Dataset entries
▼▼▼
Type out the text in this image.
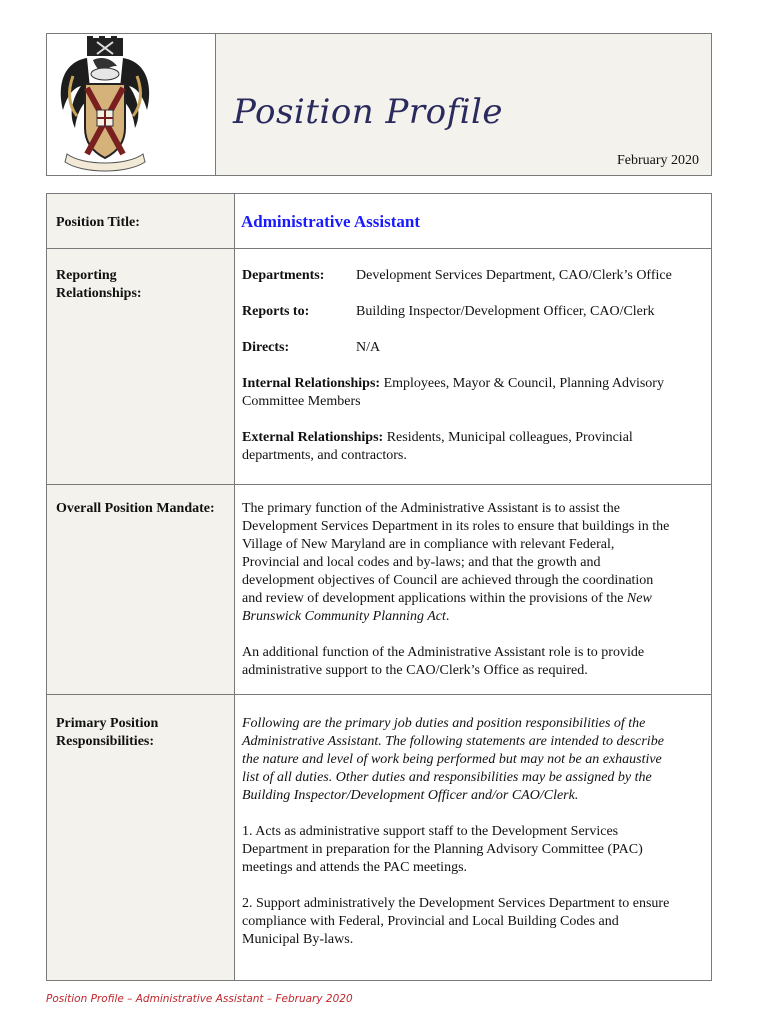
Position Profile
February 2020
Position Title:	Administrative Assistant
Reporting
Relationships:
Departments: Development Services Department, CAO/Clerk’s Office
Reports to:	Building Inspector/Development Officer, CAO/Clerk
Directs:	N/A
Internal Relationships: Employees, Mayor & Council, Planning Advisory
Committee Members
External Relationships: Residents, Municipal colleagues, Provincial
departments, and contractors.
Overall Position Mandate: The primary function of the Administrative Assistant is to assist the
Development Services Department in its roles to ensure that buildings in the
Village of New Maryland are in compliance with relevant Federal,
Provincial and local codes and by-laws; and that the growth and
development objectives of Council are achieved through the coordination
and review of development applications within the provisions of the New
Brunswick Community Planning Act.
An additional function of the Administrative Assistant role is to provide
administrative support to the CAO/Clerk’s Office as required.
Primary Position
Responsibilities:
Following are the primary job duties and position responsibilities of the
Administrative Assistant. The following statements are intended to describe
the nature and level of work being performed but may not be an exhaustive
list of all duties. Other duties and responsibilities may be assigned by the
Building Inspector/Development Officer and/or CAO/Clerk.
1. Acts as administrative support staff to the Development Services
Department in preparation for the Planning Advisory Committee (PAC)
meetings and attends the PAC meetings.
2. Support administratively the Development Services Department to ensure
compliance with Federal, Provincial and Local Building Codes and
Municipal By-laws.
Position Profile – Administrative Assistant – February 2020
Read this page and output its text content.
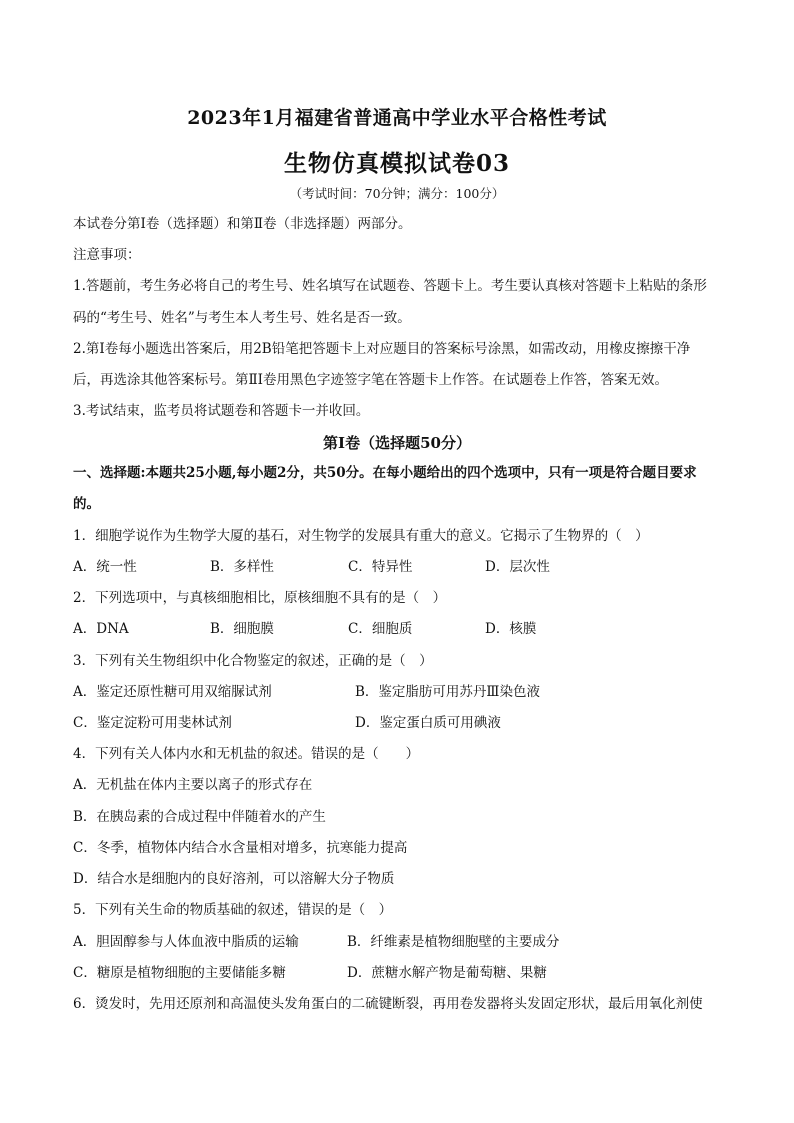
2023年1月福建省普通高中学业水平合格性考试
生物仿真模拟试卷03
（考试时间：70分钟；满分：100分）
本试卷分第Ⅰ卷（选择题）和第Ⅱ卷（非选择题）两部分。
注意事项：
1.答题前，考生务必将自己的考生号、姓名填写在试题卷、答题卡上。考生要认真核对答题卡上粘贴的条形
码的“考生号、姓名”与考生本人考生号、姓名是否一致。
2.第Ⅰ卷每小题选出答案后，用2B铅笔把答题卡上对应题目的答案标号涂黑，如需改动，用橡皮擦擦干净
后，再选涂其他答案标号。第ⅡⅠ卷用黑色字迹签字笔在答题卡上作答。在试题卷上作答，答案无效。
3.考试结束，监考员将试题卷和答题卡一并收回。
第Ⅰ卷（选择题50分）
一、选择题:本题共25小题,每小题2分，共50分。在每小题给出的四个选项中，只有一项是符合题目要求
的。
1．细胞学说作为生物学大厦的基石，对生物学的发展具有重大的意义。它揭示了生物界的（　）
A．统一性	B．多样性	C．特异性	D．层次性
2．下列选项中，与真核细胞相比，原核细胞不具有的是（　）
A．DNA	B．细胞膜	C．细胞质	D．核膜
3．下列有关生物组织中化合物鉴定的叙述，正确的是（　）
A．鉴定还原性糖可用双缩脲试剂	B．鉴定脂肪可用苏丹Ⅲ染色液
C．鉴定淀粉可用斐林试剂	D．鉴定蛋白质可用碘液
4．下列有关人体内水和无机盐的叙述。错误的是（　　）
A．无机盐在体内主要以离子的形式存在
B．在胰岛素的合成过程中伴随着水的产生
C．冬季，植物体内结合水含量相对增多，抗寒能力提高
D．结合水是细胞内的良好溶剂，可以溶解大分子物质
5．下列有关生命的物质基础的叙述，错误的是（　）
A．胆固醇参与人体血液中脂质的运输	B．纤维素是植物细胞壁的主要成分
C．糖原是植物细胞的主要储能多糖	D．蔗糖水解产物是葡萄糖、果糖
6．烫发时，先用还原剂和高温使头发角蛋白的二硫键断裂，再用卷发器将头发固定形状，最后用氧化剂使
▲▲▲
Without the pictures, write out every entry precisely as it appears.

Type out the text in this image.
Position Profile
February 2020
Position Title:	Administrative Assistant
Reporting
Relationships:
Departments: Development Services Department, CAO/Clerk’s Office
Reports to:	Building Inspector/Development Officer, CAO/Clerk
Directs:	N/A
Internal Relationships: Employees, Mayor & Council, Planning Advisory
Committee Members
External Relationships: Residents, Municipal colleagues, Provincial
departments, and contractors.
Overall Position Mandate: The primary function of the Administrative Assistant is to assist the
Development Services Department in its roles to ensure that buildings in the
Village of New Maryland are in compliance with relevant Federal,
Provincial and local codes and by-laws; and that the growth and
development objectives of Council are achieved through the coordination
and review of development applications within the provisions of the New
Brunswick Community Planning Act.
An additional function of the Administrative Assistant role is to provide
administrative support to the CAO/Clerk’s Office as required.
Primary Position
Responsibilities:
Following are the primary job duties and position responsibilities of the
Administrative Assistant. The following statements are intended to describe
the nature and level of work being performed but may not be an exhaustive
list of all duties. Other duties and responsibilities may be assigned by the
Building Inspector/Development Officer and/or CAO/Clerk.
1. Acts as administrative support staff to the Development Services
Department in preparation for the Planning Advisory Committee (PAC)
meetings and attends the PAC meetings.
2. Support administratively the Development Services Department to ensure
compliance with Federal, Provincial and Local Building Codes and
Municipal By-laws.
Position Profile – Administrative Assistant – February 2020
Read this page and output its text content.
2023年1月福建省普通高中学业水平合格性考试
生物仿真模拟试卷03
（考试时间：70分钟；满分：100分）
本试卷分第Ⅰ卷（选择题）和第Ⅱ卷（非选择题）两部分。
注意事项：
1.答题前，考生务必将自己的考生号、姓名填写在试题卷、答题卡上。考生要认真核对答题卡上粘贴的条形
码的“考生号、姓名”与考生本人考生号、姓名是否一致。
2.第Ⅰ卷每小题选出答案后，用2B铅笔把答题卡上对应题目的答案标号涂黑，如需改动，用橡皮擦擦干净
后，再选涂其他答案标号。第ⅡⅠ卷用黑色字迹签字笔在答题卡上作答。在试题卷上作答，答案无效。
3.考试结束，监考员将试题卷和答题卡一并收回。
第Ⅰ卷（选择题50分）
一、选择题:本题共25小题,每小题2分，共50分。在每小题给出的四个选项中，只有一项是符合题目要求
的。
1．细胞学说作为生物学大厦的基石，对生物学的发展具有重大的意义。它揭示了生物界的（　）
A．统一性	B．多样性	C．特异性	D．层次性
2．下列选项中，与真核细胞相比，原核细胞不具有的是（　）
A．DNA	B．细胞膜	C．细胞质	D．核膜
3．下列有关生物组织中化合物鉴定的叙述，正确的是（　）
A．鉴定还原性糖可用双缩脲试剂	B．鉴定脂肪可用苏丹Ⅲ染色液
C．鉴定淀粉可用斐林试剂	D．鉴定蛋白质可用碘液
4．下列有关人体内水和无机盐的叙述。错误的是（　　）
A．无机盐在体内主要以离子的形式存在
B．在胰岛素的合成过程中伴随着水的产生
C．冬季，植物体内结合水含量相对增多，抗寒能力提高
D．结合水是细胞内的良好溶剂，可以溶解大分子物质
5．下列有关生命的物质基础的叙述，错误的是（　）
A．胆固醇参与人体血液中脂质的运输	B．纤维素是植物细胞壁的主要成分
C．糖原是植物细胞的主要储能多糖	D．蔗糖水解产物是葡萄糖、果糖
6．烫发时，先用还原剂和高温使头发角蛋白的二硫键断裂，再用卷发器将头发固定形状，最后用氧化剂使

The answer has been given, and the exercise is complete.